— Records provided —
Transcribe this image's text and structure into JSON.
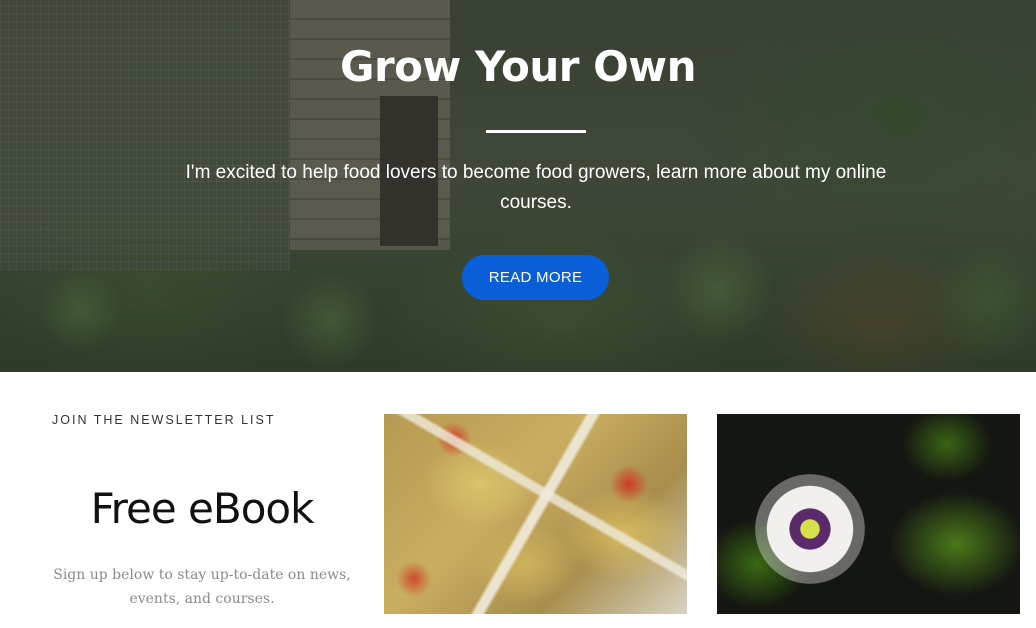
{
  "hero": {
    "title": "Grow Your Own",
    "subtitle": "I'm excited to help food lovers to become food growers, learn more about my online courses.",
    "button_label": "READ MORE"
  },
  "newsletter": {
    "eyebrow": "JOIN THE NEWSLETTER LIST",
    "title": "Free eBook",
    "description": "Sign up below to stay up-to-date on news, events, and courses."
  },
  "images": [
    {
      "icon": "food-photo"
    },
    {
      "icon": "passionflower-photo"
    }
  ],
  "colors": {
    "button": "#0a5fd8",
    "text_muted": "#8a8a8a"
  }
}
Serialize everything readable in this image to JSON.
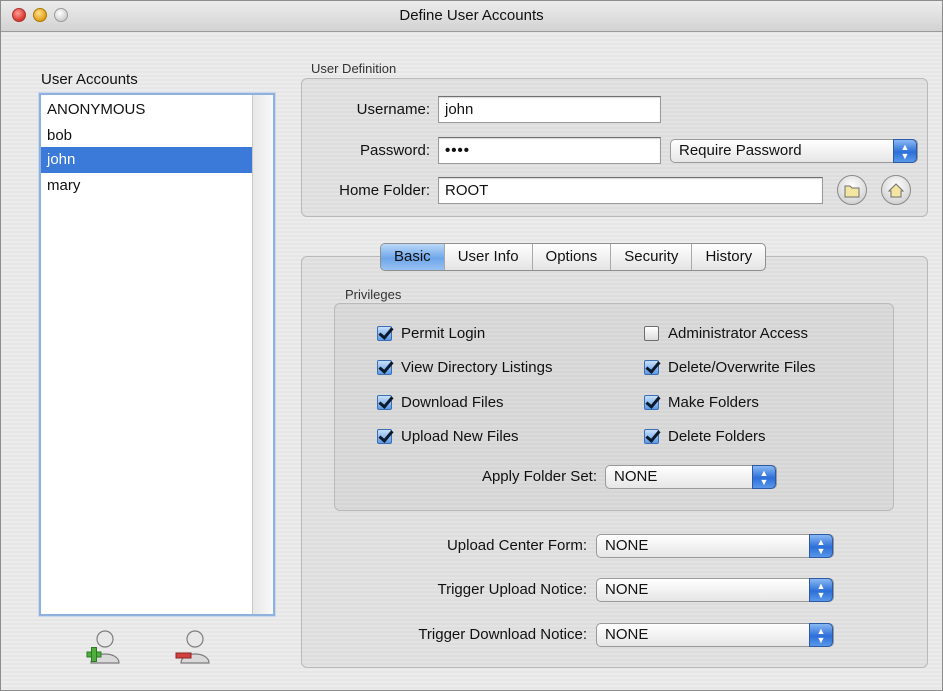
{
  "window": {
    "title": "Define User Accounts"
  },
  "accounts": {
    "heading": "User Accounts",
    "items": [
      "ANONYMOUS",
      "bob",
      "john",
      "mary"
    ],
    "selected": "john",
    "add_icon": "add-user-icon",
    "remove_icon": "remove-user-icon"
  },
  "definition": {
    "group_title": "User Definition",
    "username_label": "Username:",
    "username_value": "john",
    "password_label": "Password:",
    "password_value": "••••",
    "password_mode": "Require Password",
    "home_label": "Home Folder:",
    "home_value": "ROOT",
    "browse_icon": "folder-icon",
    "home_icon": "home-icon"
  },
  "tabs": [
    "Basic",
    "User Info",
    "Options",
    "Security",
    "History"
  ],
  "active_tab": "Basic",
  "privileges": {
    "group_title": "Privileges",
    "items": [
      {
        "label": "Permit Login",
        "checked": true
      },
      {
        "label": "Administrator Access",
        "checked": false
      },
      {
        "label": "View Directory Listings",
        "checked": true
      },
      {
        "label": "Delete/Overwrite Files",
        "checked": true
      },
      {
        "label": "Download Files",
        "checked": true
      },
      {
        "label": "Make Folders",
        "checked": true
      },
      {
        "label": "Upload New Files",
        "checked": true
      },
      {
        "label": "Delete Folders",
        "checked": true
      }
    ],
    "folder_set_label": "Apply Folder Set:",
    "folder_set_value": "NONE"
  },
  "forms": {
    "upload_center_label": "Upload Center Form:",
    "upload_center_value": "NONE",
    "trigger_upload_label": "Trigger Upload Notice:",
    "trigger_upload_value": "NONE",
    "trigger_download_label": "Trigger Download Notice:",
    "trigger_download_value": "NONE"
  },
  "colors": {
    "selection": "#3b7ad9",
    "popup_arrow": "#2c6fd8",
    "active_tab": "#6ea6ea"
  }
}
* * *
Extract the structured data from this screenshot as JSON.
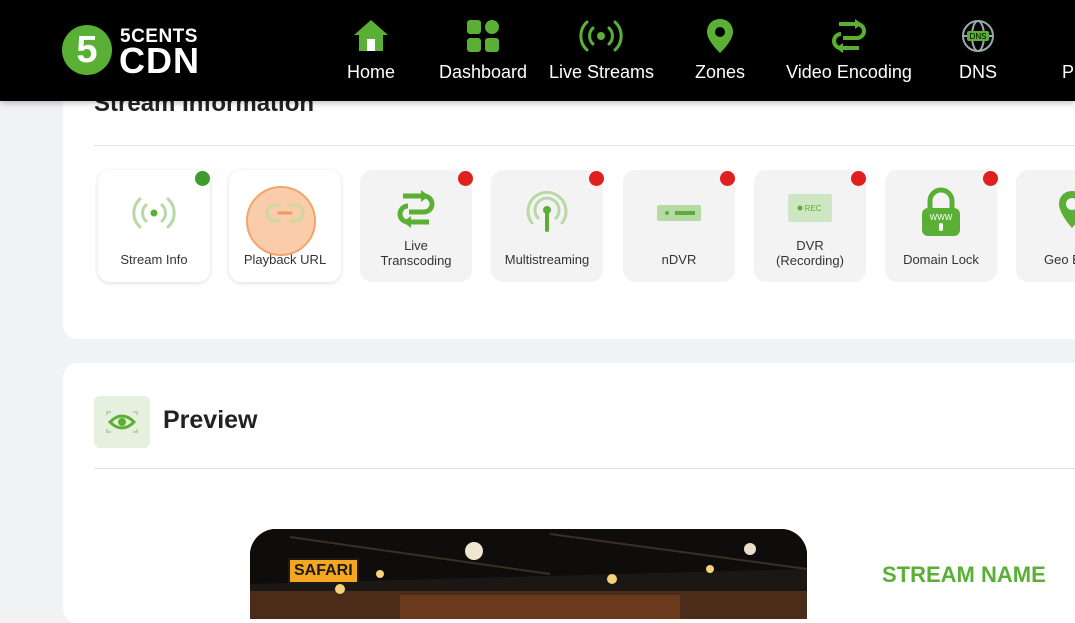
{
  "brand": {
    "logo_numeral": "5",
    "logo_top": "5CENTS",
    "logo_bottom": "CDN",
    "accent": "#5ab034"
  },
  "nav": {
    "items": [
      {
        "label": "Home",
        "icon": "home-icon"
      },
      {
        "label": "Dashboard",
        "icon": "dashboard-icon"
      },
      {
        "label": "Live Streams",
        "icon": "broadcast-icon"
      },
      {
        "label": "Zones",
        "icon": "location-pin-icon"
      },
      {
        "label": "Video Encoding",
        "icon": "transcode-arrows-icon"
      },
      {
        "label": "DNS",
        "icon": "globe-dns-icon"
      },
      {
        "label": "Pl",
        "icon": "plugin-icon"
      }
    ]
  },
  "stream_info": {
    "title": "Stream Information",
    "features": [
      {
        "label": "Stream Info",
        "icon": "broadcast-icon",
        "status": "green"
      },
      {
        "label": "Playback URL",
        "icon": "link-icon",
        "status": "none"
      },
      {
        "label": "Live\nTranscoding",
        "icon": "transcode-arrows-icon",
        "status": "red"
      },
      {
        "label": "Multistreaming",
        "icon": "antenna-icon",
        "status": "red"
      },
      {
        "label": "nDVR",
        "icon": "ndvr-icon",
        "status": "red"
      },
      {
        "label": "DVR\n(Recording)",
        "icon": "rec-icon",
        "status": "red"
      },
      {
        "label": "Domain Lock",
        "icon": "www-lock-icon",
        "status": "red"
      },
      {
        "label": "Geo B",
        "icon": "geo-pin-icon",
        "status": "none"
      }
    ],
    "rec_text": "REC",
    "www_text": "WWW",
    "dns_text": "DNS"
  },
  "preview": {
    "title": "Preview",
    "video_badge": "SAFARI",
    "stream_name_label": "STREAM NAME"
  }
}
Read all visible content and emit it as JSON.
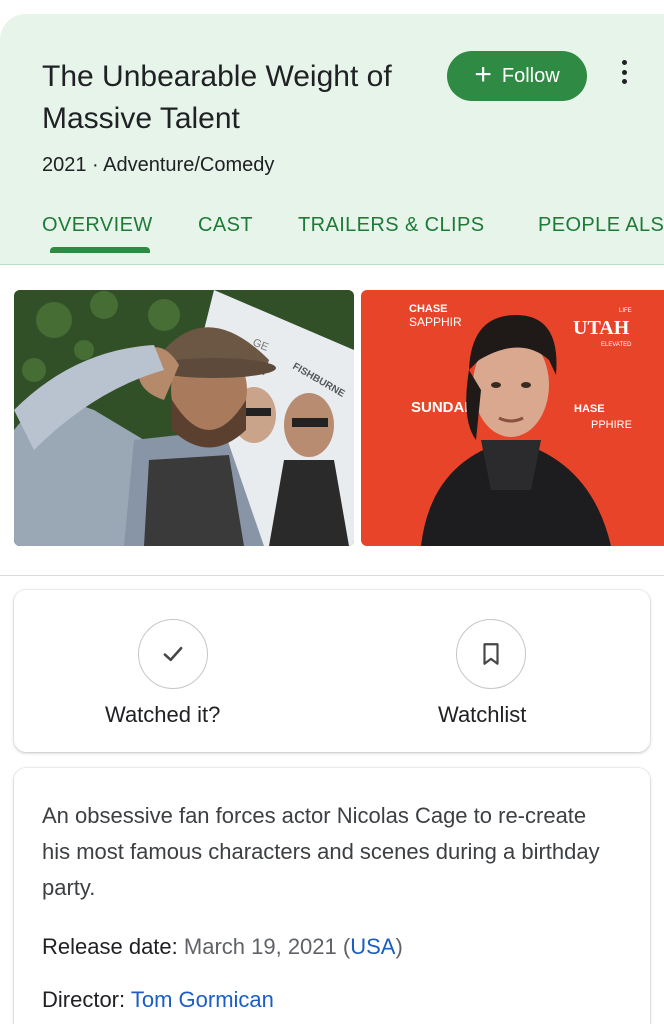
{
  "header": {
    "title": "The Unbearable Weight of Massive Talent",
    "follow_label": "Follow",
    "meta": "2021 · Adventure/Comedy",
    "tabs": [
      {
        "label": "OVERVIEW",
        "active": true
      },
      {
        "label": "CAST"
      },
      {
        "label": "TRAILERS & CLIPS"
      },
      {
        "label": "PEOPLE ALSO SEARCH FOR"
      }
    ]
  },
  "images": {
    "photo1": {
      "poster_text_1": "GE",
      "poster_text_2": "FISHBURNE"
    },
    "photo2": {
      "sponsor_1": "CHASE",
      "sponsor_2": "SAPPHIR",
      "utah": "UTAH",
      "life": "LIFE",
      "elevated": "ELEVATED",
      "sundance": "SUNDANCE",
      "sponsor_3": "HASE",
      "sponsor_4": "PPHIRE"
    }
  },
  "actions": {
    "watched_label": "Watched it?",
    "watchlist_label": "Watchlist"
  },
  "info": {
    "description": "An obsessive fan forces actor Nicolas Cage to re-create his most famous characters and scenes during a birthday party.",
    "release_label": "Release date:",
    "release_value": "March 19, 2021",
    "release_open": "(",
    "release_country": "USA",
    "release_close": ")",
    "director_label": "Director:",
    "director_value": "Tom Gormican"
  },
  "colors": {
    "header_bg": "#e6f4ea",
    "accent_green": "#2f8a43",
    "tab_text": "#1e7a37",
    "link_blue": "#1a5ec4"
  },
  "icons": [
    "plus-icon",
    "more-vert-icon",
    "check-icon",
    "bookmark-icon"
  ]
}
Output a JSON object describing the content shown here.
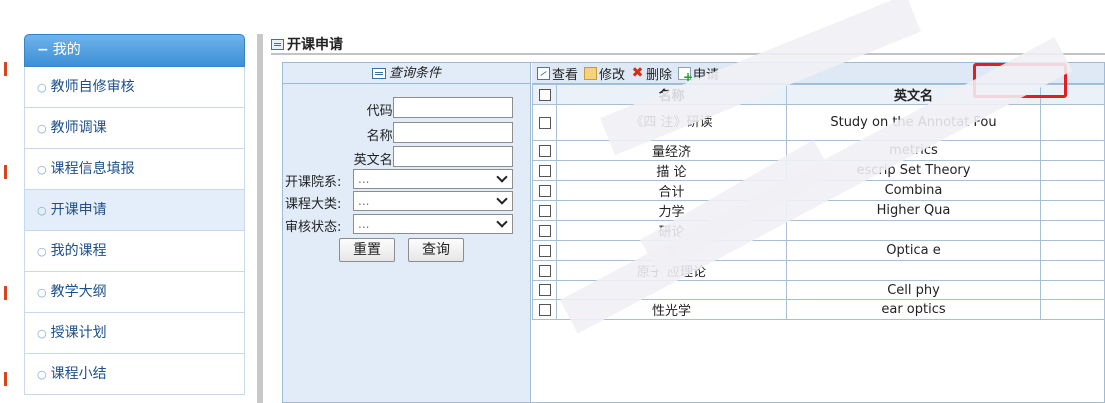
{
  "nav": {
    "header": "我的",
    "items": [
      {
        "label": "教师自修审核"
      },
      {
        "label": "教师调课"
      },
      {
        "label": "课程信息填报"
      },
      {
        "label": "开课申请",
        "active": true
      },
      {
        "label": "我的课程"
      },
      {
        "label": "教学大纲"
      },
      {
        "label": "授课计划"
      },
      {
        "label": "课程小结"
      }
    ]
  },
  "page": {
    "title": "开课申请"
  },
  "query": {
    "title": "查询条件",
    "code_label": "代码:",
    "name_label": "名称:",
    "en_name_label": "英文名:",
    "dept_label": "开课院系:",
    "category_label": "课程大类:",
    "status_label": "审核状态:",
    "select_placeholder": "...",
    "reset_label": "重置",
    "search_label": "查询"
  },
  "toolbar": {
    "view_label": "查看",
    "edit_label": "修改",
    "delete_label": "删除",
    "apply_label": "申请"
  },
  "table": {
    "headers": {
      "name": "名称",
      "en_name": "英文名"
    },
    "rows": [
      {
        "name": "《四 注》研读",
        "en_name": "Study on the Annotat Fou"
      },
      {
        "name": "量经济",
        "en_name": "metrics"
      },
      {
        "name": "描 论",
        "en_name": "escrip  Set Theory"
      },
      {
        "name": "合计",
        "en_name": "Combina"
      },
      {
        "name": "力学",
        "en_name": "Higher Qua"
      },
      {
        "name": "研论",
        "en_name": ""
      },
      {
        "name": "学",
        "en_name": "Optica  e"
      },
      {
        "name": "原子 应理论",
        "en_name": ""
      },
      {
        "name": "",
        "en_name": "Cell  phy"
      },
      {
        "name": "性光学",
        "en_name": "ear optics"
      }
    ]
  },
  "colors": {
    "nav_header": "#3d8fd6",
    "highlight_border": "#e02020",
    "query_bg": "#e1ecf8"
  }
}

— What to work on —
Identify the lines above that contain the word "content", then copy them.

— Solution to this task —
Read all visible content and emit it as JSON.
Output a JSON object describing the content shown here.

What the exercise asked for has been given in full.